# GIVEN TASK
Select every line containing the word "title" from the material, and copy those lines.

▶

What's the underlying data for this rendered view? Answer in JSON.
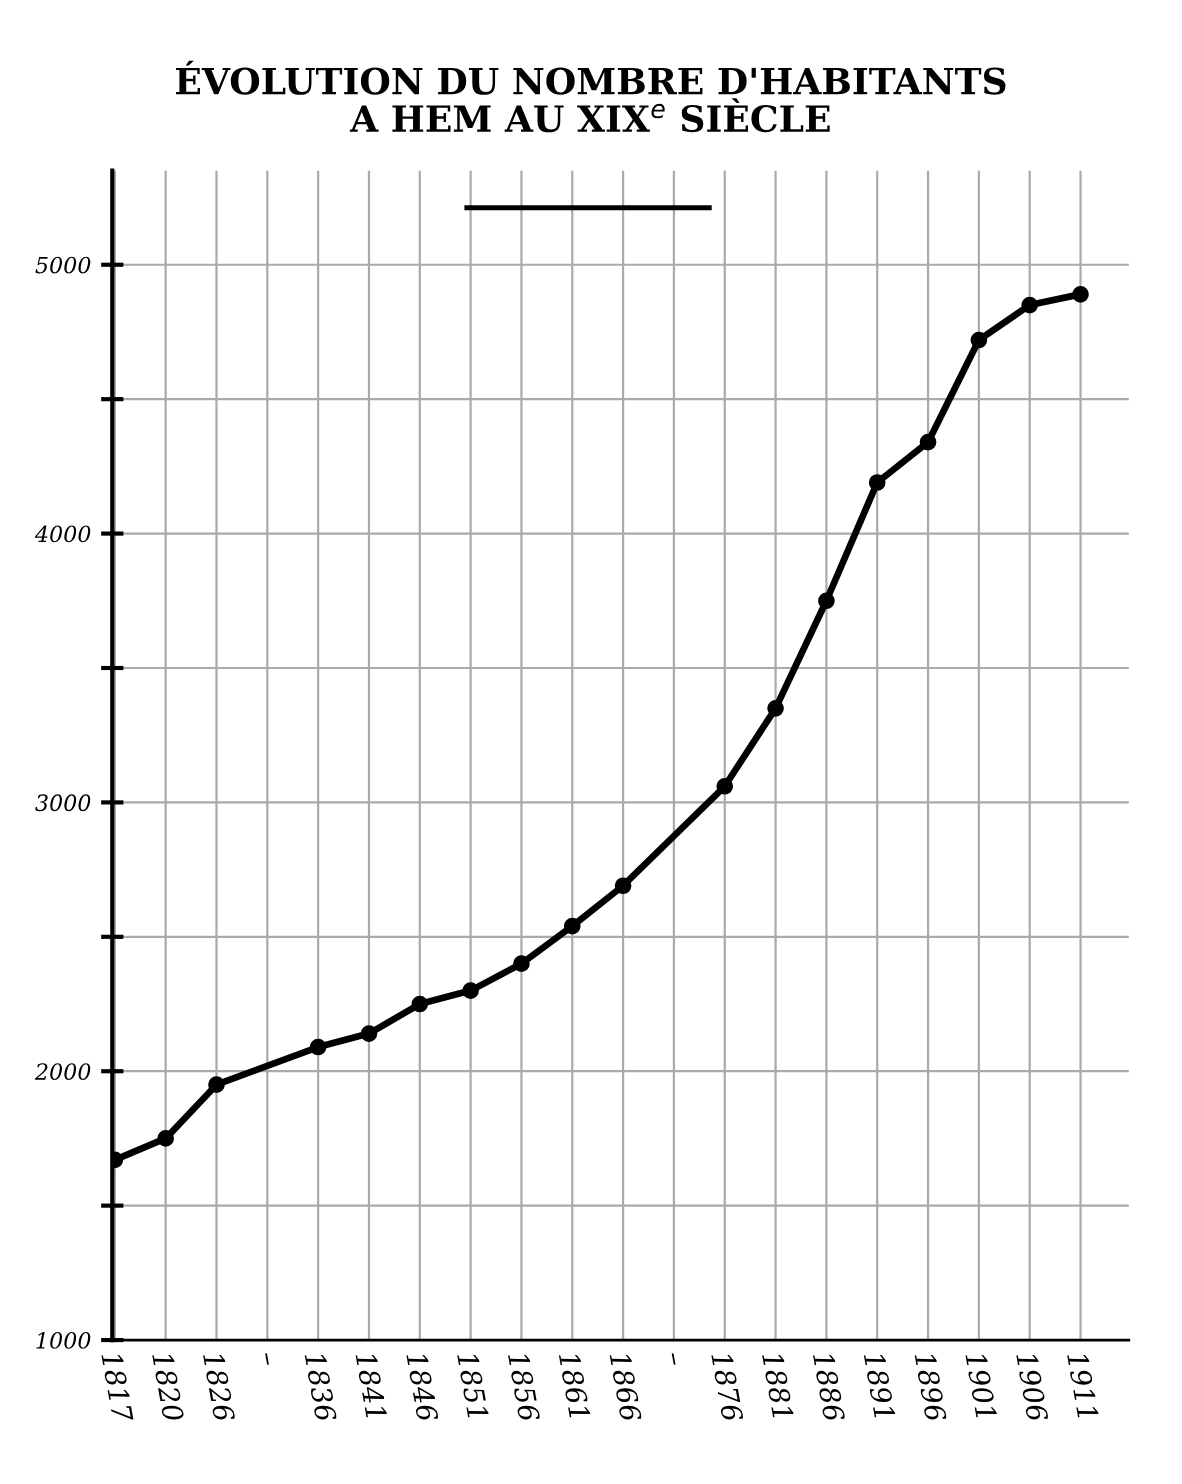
{
  "chart_data": {
    "type": "line",
    "title": "ÉVOLUTION DU NOMBRE D'HABITANTS\nA HEM AU XIX$^{e}$ SIÈCLE",
    "categories": [
      "1817",
      "1820",
      "1826",
      "–",
      "1836",
      "1841",
      "1846",
      "1851",
      "1856",
      "1861",
      "1866",
      "–",
      "1876",
      "1881",
      "1886",
      "1891",
      "1896",
      "1901",
      "1906",
      "1911"
    ],
    "series": [
      {
        "color": "#000000",
        "values": [
          1670,
          1750,
          1950,
          null,
          2090,
          2140,
          2250,
          2300,
          2400,
          2540,
          2690,
          null,
          3060,
          3350,
          3750,
          4190,
          4340,
          4720,
          4850,
          4890
        ]
      }
    ],
    "ylim": [
      1000,
      5350
    ],
    "yticks": [
      1000,
      {
        "value": 1500,
        "label": null
      },
      2000,
      {
        "value": 2500,
        "label": null
      },
      3000,
      {
        "value": 3500,
        "label": null
      },
      4000,
      {
        "value": 4500,
        "label": null
      },
      5000
    ],
    "grid": true,
    "marker": "circle",
    "line_style": "solid",
    "legend": false
  }
}
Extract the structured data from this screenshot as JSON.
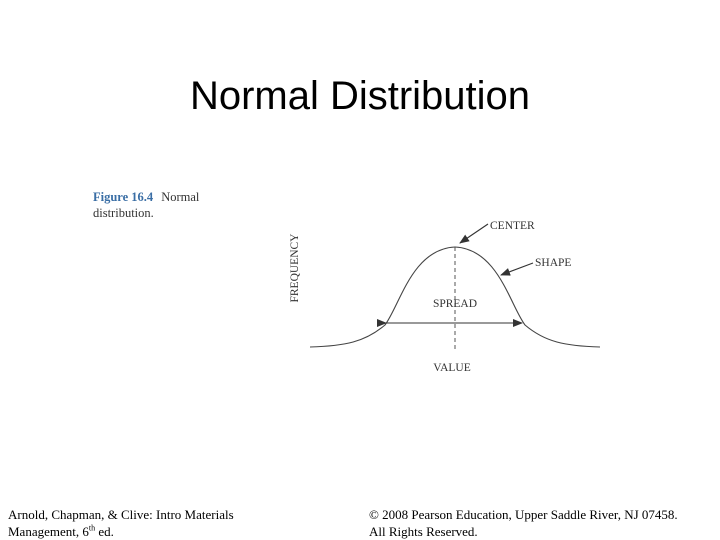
{
  "slide": {
    "title": "Normal Distribution"
  },
  "figure": {
    "number": "Figure 16.4",
    "caption": "Normal distribution.",
    "labels": {
      "center": "CENTER",
      "shape": "SHAPE",
      "spread": "SPREAD",
      "y_axis": "FREQUENCY",
      "x_axis": "VALUE"
    }
  },
  "footer": {
    "left_line1": "Arnold, Chapman, & Clive: Intro Materials",
    "left_line2_pre": "Management, 6",
    "left_line2_sup": "th",
    "left_line2_post": " ed.",
    "right_line1": "© 2008 Pearson Education, Upper Saddle River, NJ 07458.",
    "right_line2": "All Rights Reserved."
  }
}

◀

# EXERCISE OUTPUT
    "title": "ÉVOLUTION DU NOMBRE D'HABITANTS\nA HEM AU XIX$^{e}$ SIÈCLE",
    "title": "Normal Distribution"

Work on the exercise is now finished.